AVAILABLE DATA:
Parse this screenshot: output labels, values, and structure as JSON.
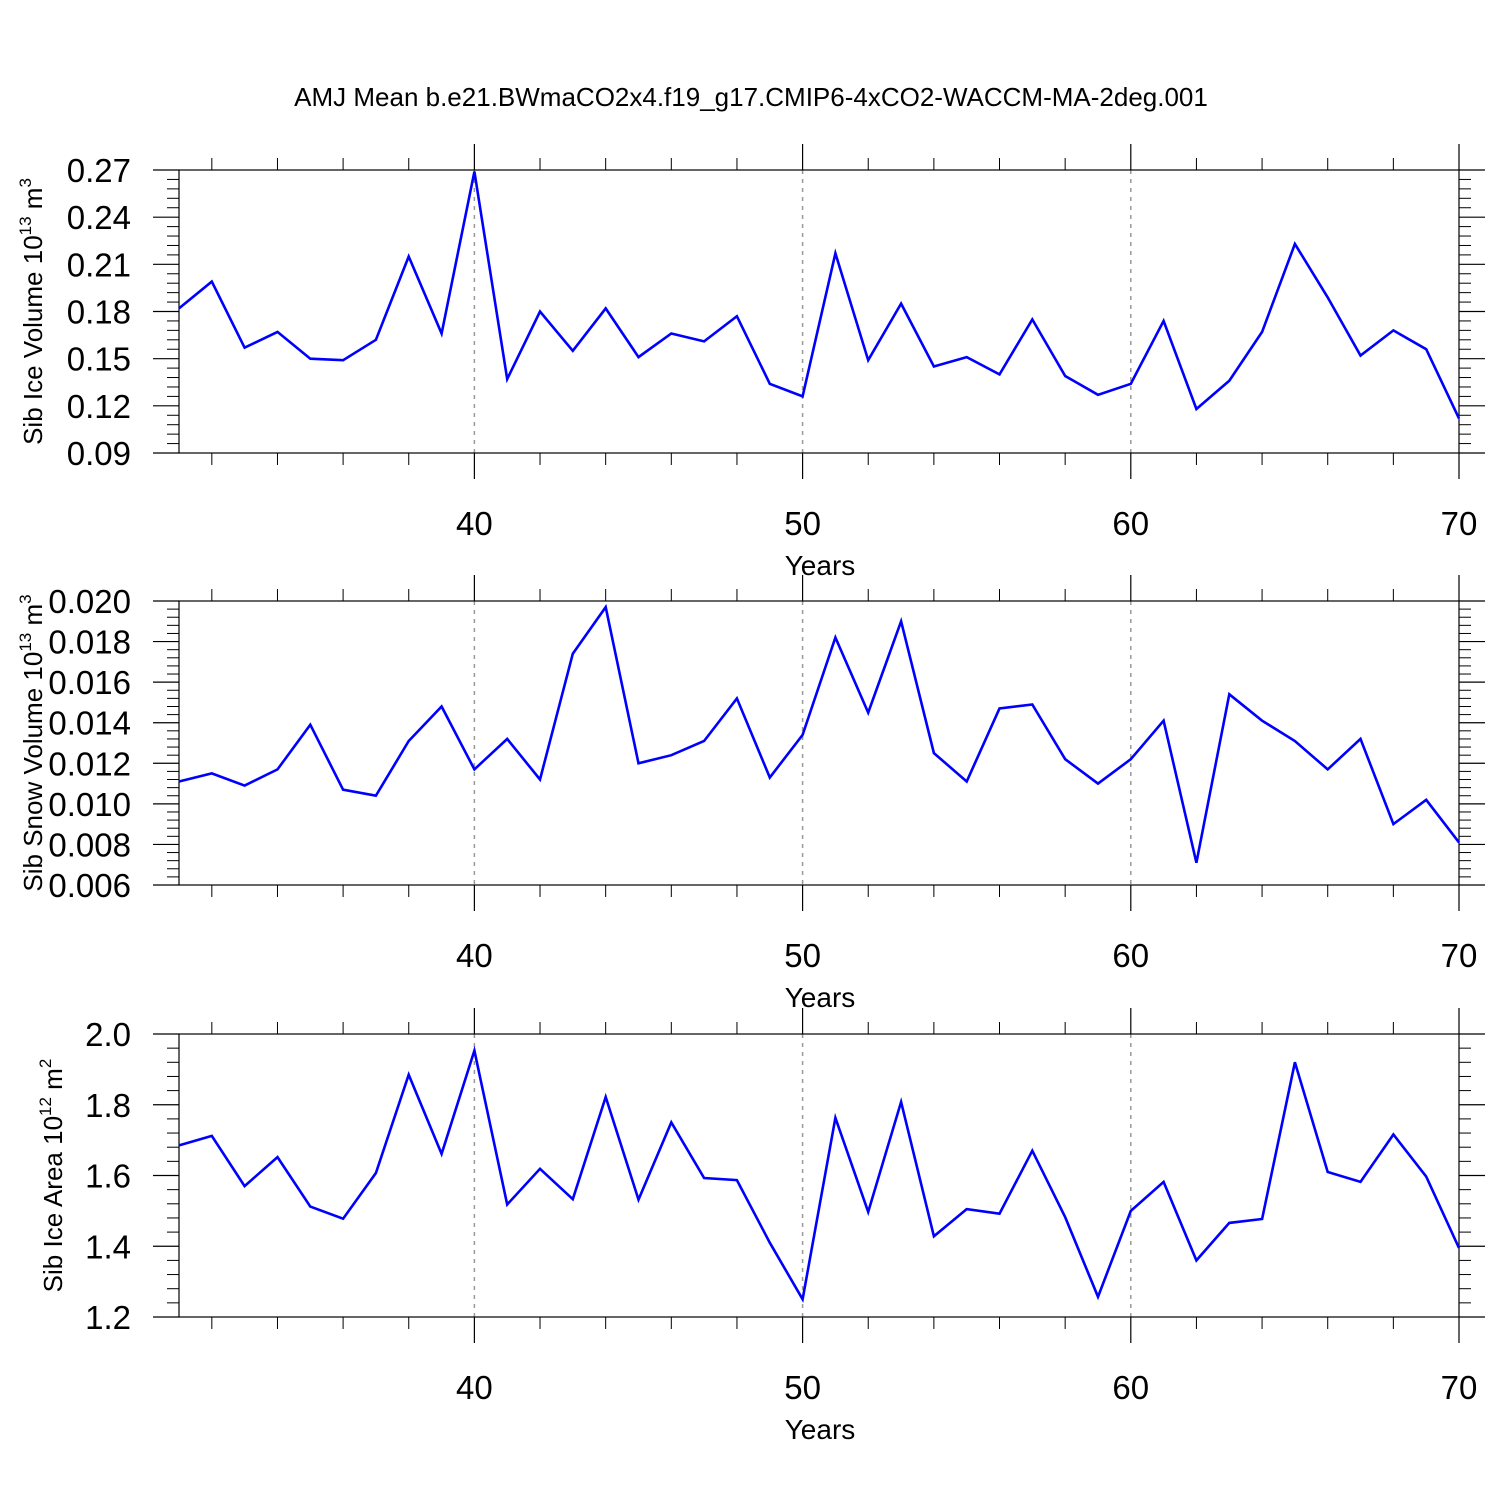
{
  "title": "AMJ Mean b.e21.BWmaCO2x4.f19_g17.CMIP6-4xCO2-WACCM-MA-2deg.001",
  "colors": {
    "line": "#0000ff",
    "axis": "#000000",
    "grid": "#999999",
    "background": "#ffffff"
  },
  "chart_data": [
    {
      "type": "line",
      "ylabel": {
        "text": "Sib Ice Volume 10",
        "sup": "13",
        "unit": " m",
        "unit_sup": "3"
      },
      "xlabel": "Years",
      "xlim": [
        31,
        70
      ],
      "ylim": [
        0.09,
        0.27
      ],
      "xticks": [
        40,
        50,
        60,
        70
      ],
      "xtick_labels": [
        "40",
        "50",
        "60",
        "70"
      ],
      "yticks": [
        0.09,
        0.12,
        0.15,
        0.18,
        0.21,
        0.24,
        0.27
      ],
      "ytick_labels": [
        "0.09",
        "0.12",
        "0.15",
        "0.18",
        "0.21",
        "0.24",
        "0.27"
      ],
      "ygrid_minor_step": 0.006,
      "vgrid": [
        40,
        50,
        60
      ],
      "x": [
        31,
        32,
        33,
        34,
        35,
        36,
        37,
        38,
        39,
        40,
        41,
        42,
        43,
        44,
        45,
        46,
        47,
        48,
        49,
        50,
        51,
        52,
        53,
        54,
        55,
        56,
        57,
        58,
        59,
        60,
        61,
        62,
        63,
        64,
        65,
        66,
        67,
        68,
        69,
        70
      ],
      "series": [
        {
          "name": "Sib Ice Volume",
          "values": [
            0.182,
            0.199,
            0.157,
            0.167,
            0.15,
            0.149,
            0.162,
            0.215,
            0.166,
            0.269,
            0.137,
            0.18,
            0.155,
            0.182,
            0.151,
            0.166,
            0.161,
            0.177,
            0.134,
            0.126,
            0.217,
            0.149,
            0.185,
            0.145,
            0.151,
            0.14,
            0.175,
            0.139,
            0.127,
            0.134,
            0.174,
            0.118,
            0.136,
            0.167,
            0.223,
            0.189,
            0.152,
            0.168,
            0.156,
            0.112
          ]
        }
      ]
    },
    {
      "type": "line",
      "ylabel": {
        "text": "Sib Snow Volume 10",
        "sup": "13",
        "unit": " m",
        "unit_sup": "3"
      },
      "xlabel": "Years",
      "xlim": [
        31,
        70
      ],
      "ylim": [
        0.006,
        0.02
      ],
      "xticks": [
        40,
        50,
        60,
        70
      ],
      "xtick_labels": [
        "40",
        "50",
        "60",
        "70"
      ],
      "yticks": [
        0.006,
        0.008,
        0.01,
        0.012,
        0.014,
        0.016,
        0.018,
        0.02
      ],
      "ytick_labels": [
        "0.006",
        "0.008",
        "0.010",
        "0.012",
        "0.014",
        "0.016",
        "0.018",
        "0.020"
      ],
      "ygrid_minor_step": 0.0004,
      "vgrid": [
        40,
        50,
        60
      ],
      "x": [
        31,
        32,
        33,
        34,
        35,
        36,
        37,
        38,
        39,
        40,
        41,
        42,
        43,
        44,
        45,
        46,
        47,
        48,
        49,
        50,
        51,
        52,
        53,
        54,
        55,
        56,
        57,
        58,
        59,
        60,
        61,
        62,
        63,
        64,
        65,
        66,
        67,
        68,
        69,
        70
      ],
      "series": [
        {
          "name": "Sib Snow Volume",
          "values": [
            0.0111,
            0.0115,
            0.0109,
            0.0117,
            0.0139,
            0.0107,
            0.0104,
            0.0131,
            0.0148,
            0.0117,
            0.0132,
            0.0112,
            0.0174,
            0.0197,
            0.012,
            0.0124,
            0.0131,
            0.0152,
            0.0113,
            0.0134,
            0.0182,
            0.0145,
            0.019,
            0.0125,
            0.0111,
            0.0147,
            0.0149,
            0.0122,
            0.011,
            0.0122,
            0.0141,
            0.0071,
            0.0154,
            0.0141,
            0.0131,
            0.0117,
            0.0132,
            0.009,
            0.0102,
            0.0081
          ]
        }
      ]
    },
    {
      "type": "line",
      "ylabel": {
        "text": "Sib Ice Area 10",
        "sup": "12",
        "unit": " m",
        "unit_sup": "2"
      },
      "xlabel": "Years",
      "xlim": [
        31,
        70
      ],
      "ylim": [
        1.2,
        2.0
      ],
      "xticks": [
        40,
        50,
        60,
        70
      ],
      "xtick_labels": [
        "40",
        "50",
        "60",
        "70"
      ],
      "yticks": [
        1.2,
        1.4,
        1.6,
        1.8,
        2.0
      ],
      "ytick_labels": [
        "1.2",
        "1.4",
        "1.6",
        "1.8",
        "2.0"
      ],
      "ygrid_minor_step": 0.04,
      "vgrid": [
        40,
        50,
        60
      ],
      "x": [
        31,
        32,
        33,
        34,
        35,
        36,
        37,
        38,
        39,
        40,
        41,
        42,
        43,
        44,
        45,
        46,
        47,
        48,
        49,
        50,
        51,
        52,
        53,
        54,
        55,
        56,
        57,
        58,
        59,
        60,
        61,
        62,
        63,
        64,
        65,
        66,
        67,
        68,
        69,
        70
      ],
      "series": [
        {
          "name": "Sib Ice Area",
          "values": [
            1.685,
            1.712,
            1.57,
            1.652,
            1.512,
            1.478,
            1.607,
            1.885,
            1.661,
            1.953,
            1.518,
            1.619,
            1.533,
            1.822,
            1.532,
            1.75,
            1.593,
            1.587,
            1.41,
            1.25,
            1.763,
            1.497,
            1.808,
            1.428,
            1.505,
            1.492,
            1.67,
            1.482,
            1.257,
            1.5,
            1.582,
            1.36,
            1.466,
            1.477,
            1.92,
            1.61,
            1.582,
            1.716,
            1.597,
            1.395
          ]
        }
      ]
    }
  ]
}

EXERCISE BRIEF: Keep the pictures out and write out the records exactly.

RESPONSE FOR THIS EXERCISE:
Parse this screenshot: output labels, values, and structure as JSON.
{
  "title": "AMJ Mean b.e21.BWmaCO2x4.f19_g17.CMIP6-4xCO2-WACCM-MA-2deg.001",
  "colors": {
    "line": "#0000ff",
    "axis": "#000000",
    "grid": "#999999",
    "background": "#ffffff"
  },
  "chart_data": [
    {
      "type": "line",
      "ylabel": {
        "text": "Sib Ice Volume 10",
        "sup": "13",
        "unit": " m",
        "unit_sup": "3"
      },
      "xlabel": "Years",
      "xlim": [
        31,
        70
      ],
      "ylim": [
        0.09,
        0.27
      ],
      "xticks": [
        40,
        50,
        60,
        70
      ],
      "xtick_labels": [
        "40",
        "50",
        "60",
        "70"
      ],
      "yticks": [
        0.09,
        0.12,
        0.15,
        0.18,
        0.21,
        0.24,
        0.27
      ],
      "ytick_labels": [
        "0.09",
        "0.12",
        "0.15",
        "0.18",
        "0.21",
        "0.24",
        "0.27"
      ],
      "ygrid_minor_step": 0.006,
      "vgrid": [
        40,
        50,
        60
      ],
      "x": [
        31,
        32,
        33,
        34,
        35,
        36,
        37,
        38,
        39,
        40,
        41,
        42,
        43,
        44,
        45,
        46,
        47,
        48,
        49,
        50,
        51,
        52,
        53,
        54,
        55,
        56,
        57,
        58,
        59,
        60,
        61,
        62,
        63,
        64,
        65,
        66,
        67,
        68,
        69,
        70
      ],
      "series": [
        {
          "name": "Sib Ice Volume",
          "values": [
            0.182,
            0.199,
            0.157,
            0.167,
            0.15,
            0.149,
            0.162,
            0.215,
            0.166,
            0.269,
            0.137,
            0.18,
            0.155,
            0.182,
            0.151,
            0.166,
            0.161,
            0.177,
            0.134,
            0.126,
            0.217,
            0.149,
            0.185,
            0.145,
            0.151,
            0.14,
            0.175,
            0.139,
            0.127,
            0.134,
            0.174,
            0.118,
            0.136,
            0.167,
            0.223,
            0.189,
            0.152,
            0.168,
            0.156,
            0.112
          ]
        }
      ]
    },
    {
      "type": "line",
      "ylabel": {
        "text": "Sib Snow Volume 10",
        "sup": "13",
        "unit": " m",
        "unit_sup": "3"
      },
      "xlabel": "Years",
      "xlim": [
        31,
        70
      ],
      "ylim": [
        0.006,
        0.02
      ],
      "xticks": [
        40,
        50,
        60,
        70
      ],
      "xtick_labels": [
        "40",
        "50",
        "60",
        "70"
      ],
      "yticks": [
        0.006,
        0.008,
        0.01,
        0.012,
        0.014,
        0.016,
        0.018,
        0.02
      ],
      "ytick_labels": [
        "0.006",
        "0.008",
        "0.010",
        "0.012",
        "0.014",
        "0.016",
        "0.018",
        "0.020"
      ],
      "ygrid_minor_step": 0.0004,
      "vgrid": [
        40,
        50,
        60
      ],
      "x": [
        31,
        32,
        33,
        34,
        35,
        36,
        37,
        38,
        39,
        40,
        41,
        42,
        43,
        44,
        45,
        46,
        47,
        48,
        49,
        50,
        51,
        52,
        53,
        54,
        55,
        56,
        57,
        58,
        59,
        60,
        61,
        62,
        63,
        64,
        65,
        66,
        67,
        68,
        69,
        70
      ],
      "series": [
        {
          "name": "Sib Snow Volume",
          "values": [
            0.0111,
            0.0115,
            0.0109,
            0.0117,
            0.0139,
            0.0107,
            0.0104,
            0.0131,
            0.0148,
            0.0117,
            0.0132,
            0.0112,
            0.0174,
            0.0197,
            0.012,
            0.0124,
            0.0131,
            0.0152,
            0.0113,
            0.0134,
            0.0182,
            0.0145,
            0.019,
            0.0125,
            0.0111,
            0.0147,
            0.0149,
            0.0122,
            0.011,
            0.0122,
            0.0141,
            0.0071,
            0.0154,
            0.0141,
            0.0131,
            0.0117,
            0.0132,
            0.009,
            0.0102,
            0.0081
          ]
        }
      ]
    },
    {
      "type": "line",
      "ylabel": {
        "text": "Sib Ice Area 10",
        "sup": "12",
        "unit": " m",
        "unit_sup": "2"
      },
      "xlabel": "Years",
      "xlim": [
        31,
        70
      ],
      "ylim": [
        1.2,
        2.0
      ],
      "xticks": [
        40,
        50,
        60,
        70
      ],
      "xtick_labels": [
        "40",
        "50",
        "60",
        "70"
      ],
      "yticks": [
        1.2,
        1.4,
        1.6,
        1.8,
        2.0
      ],
      "ytick_labels": [
        "1.2",
        "1.4",
        "1.6",
        "1.8",
        "2.0"
      ],
      "ygrid_minor_step": 0.04,
      "vgrid": [
        40,
        50,
        60
      ],
      "x": [
        31,
        32,
        33,
        34,
        35,
        36,
        37,
        38,
        39,
        40,
        41,
        42,
        43,
        44,
        45,
        46,
        47,
        48,
        49,
        50,
        51,
        52,
        53,
        54,
        55,
        56,
        57,
        58,
        59,
        60,
        61,
        62,
        63,
        64,
        65,
        66,
        67,
        68,
        69,
        70
      ],
      "series": [
        {
          "name": "Sib Ice Area",
          "values": [
            1.685,
            1.712,
            1.57,
            1.652,
            1.512,
            1.478,
            1.607,
            1.885,
            1.661,
            1.953,
            1.518,
            1.619,
            1.533,
            1.822,
            1.532,
            1.75,
            1.593,
            1.587,
            1.41,
            1.25,
            1.763,
            1.497,
            1.808,
            1.428,
            1.505,
            1.492,
            1.67,
            1.482,
            1.257,
            1.5,
            1.582,
            1.36,
            1.466,
            1.477,
            1.92,
            1.61,
            1.582,
            1.716,
            1.597,
            1.395
          ]
        }
      ]
    }
  ]
}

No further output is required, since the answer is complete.